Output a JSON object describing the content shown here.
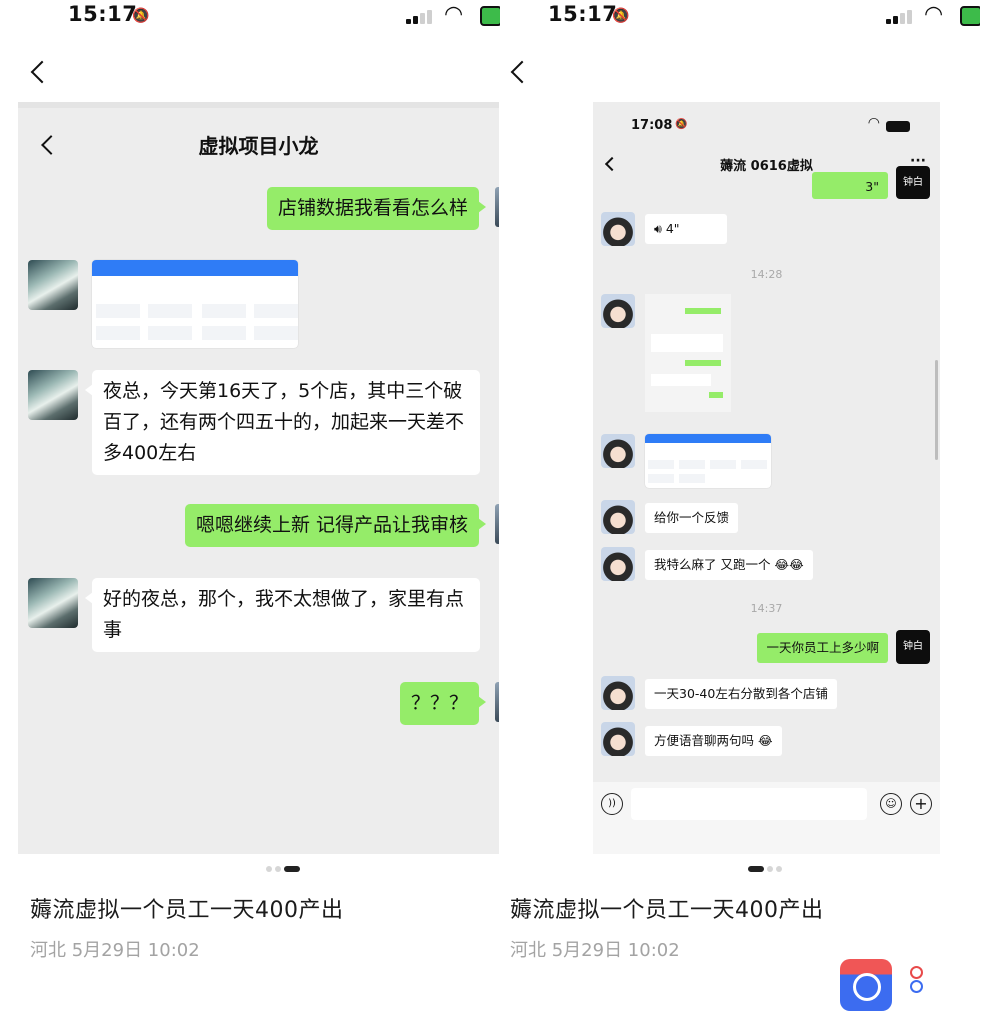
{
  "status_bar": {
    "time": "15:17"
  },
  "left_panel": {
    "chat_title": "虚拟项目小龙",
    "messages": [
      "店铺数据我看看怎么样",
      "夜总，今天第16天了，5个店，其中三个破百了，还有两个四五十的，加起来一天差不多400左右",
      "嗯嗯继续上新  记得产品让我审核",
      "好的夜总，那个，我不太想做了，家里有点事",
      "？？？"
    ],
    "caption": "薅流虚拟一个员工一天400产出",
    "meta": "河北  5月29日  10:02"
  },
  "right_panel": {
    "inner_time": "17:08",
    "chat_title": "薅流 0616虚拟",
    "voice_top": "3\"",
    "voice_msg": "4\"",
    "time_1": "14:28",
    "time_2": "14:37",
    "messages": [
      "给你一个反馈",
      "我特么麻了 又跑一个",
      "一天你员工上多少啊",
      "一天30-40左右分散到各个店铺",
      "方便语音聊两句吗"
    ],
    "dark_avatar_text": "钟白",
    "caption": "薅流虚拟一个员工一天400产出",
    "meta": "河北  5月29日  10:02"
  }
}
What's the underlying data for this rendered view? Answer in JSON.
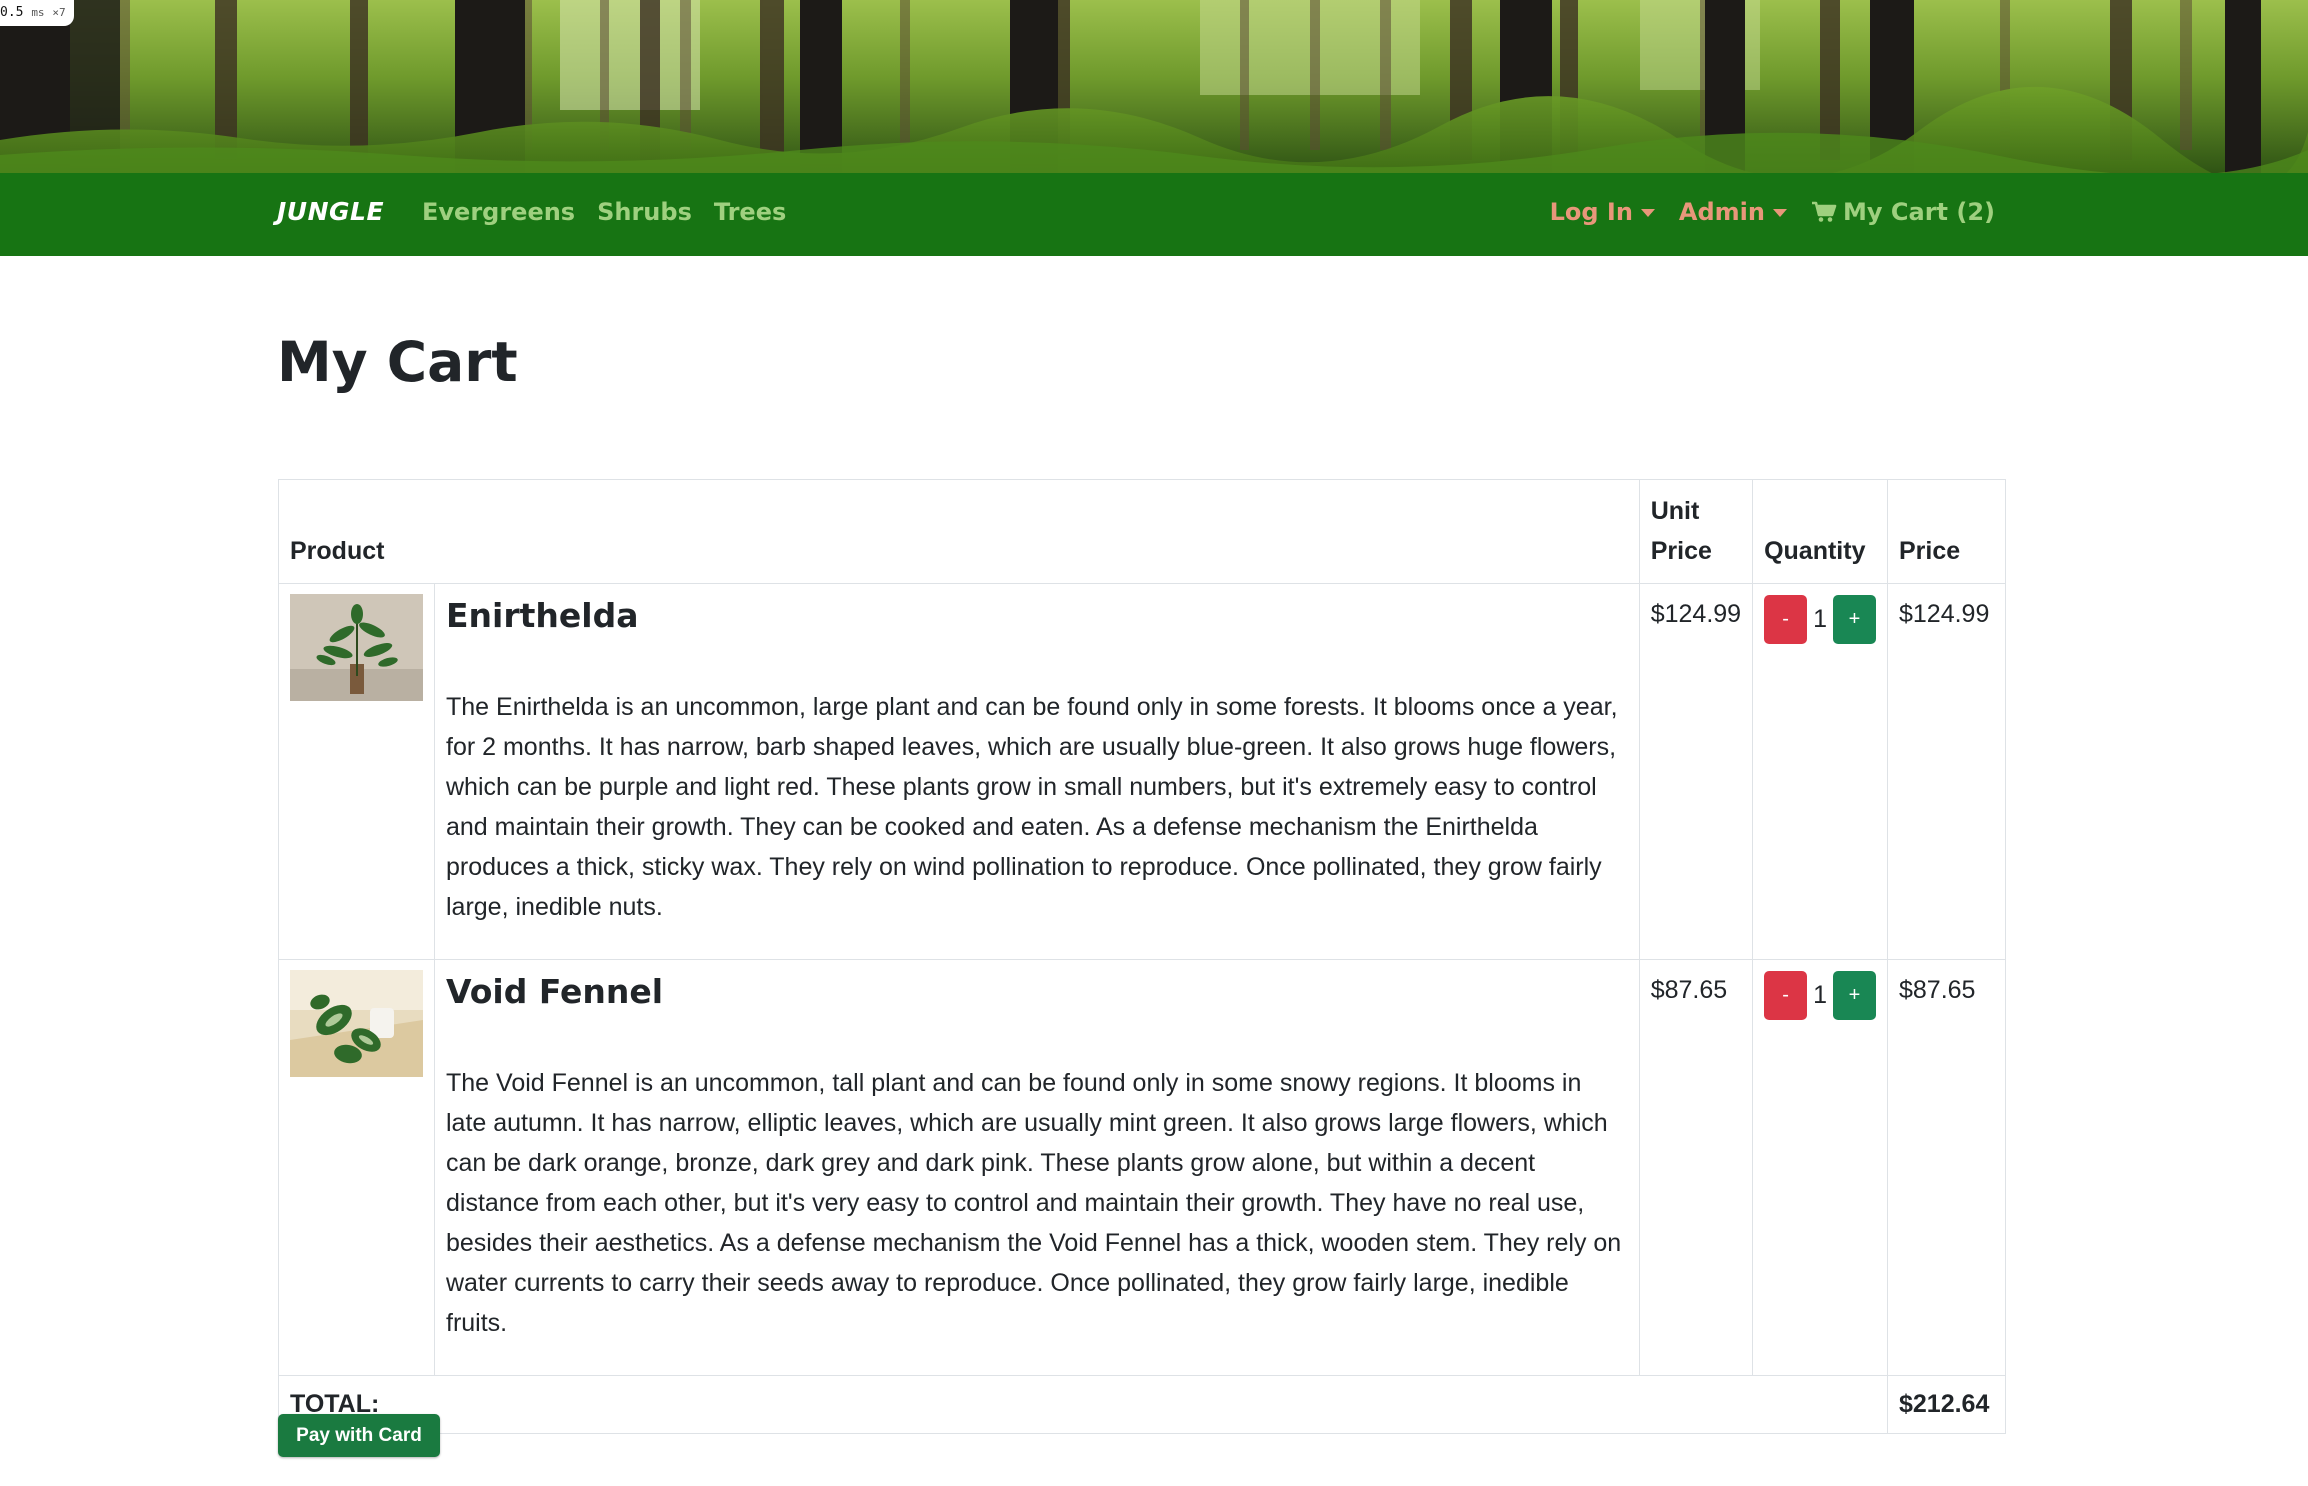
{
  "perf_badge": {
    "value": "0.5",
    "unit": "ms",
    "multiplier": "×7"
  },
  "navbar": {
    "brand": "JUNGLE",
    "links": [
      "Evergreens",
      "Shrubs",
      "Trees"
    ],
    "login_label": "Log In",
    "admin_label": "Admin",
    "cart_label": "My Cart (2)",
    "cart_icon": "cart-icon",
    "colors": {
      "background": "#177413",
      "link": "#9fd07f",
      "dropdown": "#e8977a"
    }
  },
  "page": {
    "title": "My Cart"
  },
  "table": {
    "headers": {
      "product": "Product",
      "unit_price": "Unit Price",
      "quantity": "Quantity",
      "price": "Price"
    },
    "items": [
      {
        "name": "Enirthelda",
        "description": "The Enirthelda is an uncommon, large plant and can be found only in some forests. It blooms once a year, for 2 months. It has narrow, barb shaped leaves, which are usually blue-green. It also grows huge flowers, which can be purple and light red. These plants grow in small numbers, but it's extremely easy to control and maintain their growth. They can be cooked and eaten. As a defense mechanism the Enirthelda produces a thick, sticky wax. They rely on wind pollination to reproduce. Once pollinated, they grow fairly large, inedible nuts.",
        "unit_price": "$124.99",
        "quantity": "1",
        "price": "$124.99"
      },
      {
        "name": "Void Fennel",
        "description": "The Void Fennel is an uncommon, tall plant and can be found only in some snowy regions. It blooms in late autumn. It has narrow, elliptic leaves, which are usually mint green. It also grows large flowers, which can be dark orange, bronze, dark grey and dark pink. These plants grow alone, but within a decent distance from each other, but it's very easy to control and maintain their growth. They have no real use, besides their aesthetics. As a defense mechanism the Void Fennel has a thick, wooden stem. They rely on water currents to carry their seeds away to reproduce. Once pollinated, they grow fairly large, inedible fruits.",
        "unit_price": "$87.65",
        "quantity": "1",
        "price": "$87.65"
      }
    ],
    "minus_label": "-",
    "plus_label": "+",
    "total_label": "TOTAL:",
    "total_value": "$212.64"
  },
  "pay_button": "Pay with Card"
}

···

§ **Required task**:
Copy all lines above containing the string "plants".

§ **The output**:
        "description": "The Enirthelda is an uncommon, large plant and can be found only in some forests. It blooms once a year, for 2 months. It has narrow, barb shaped leaves, which are usually blue-green. It also grows huge flowers, which can be purple and light red. These plants grow in small numbers, but it's extremely easy to control and maintain their growth. They can be cooked and eaten. As a defense mechanism the Enirthelda produces a thick, sticky wax. They rely on wind pollination to reproduce. Once pollinated, they grow fairly large, inedible nuts.",
        "description": "The Void Fennel is an uncommon, tall plant and can be found only in some snowy regions. It blooms in late autumn. It has narrow, elliptic leaves, which are usually mint green. It also grows large flowers, which can be dark orange, bronze, dark grey and dark pink. These plants grow alone, but within a decent distance from each other, but it's very easy to control and maintain their growth. They have no real use, besides their aesthetics. As a defense mechanism the Void Fennel has a thick, wooden stem. They rely on water currents to carry their seeds away to reproduce. Once pollinated, they grow fairly large, inedible fruits.",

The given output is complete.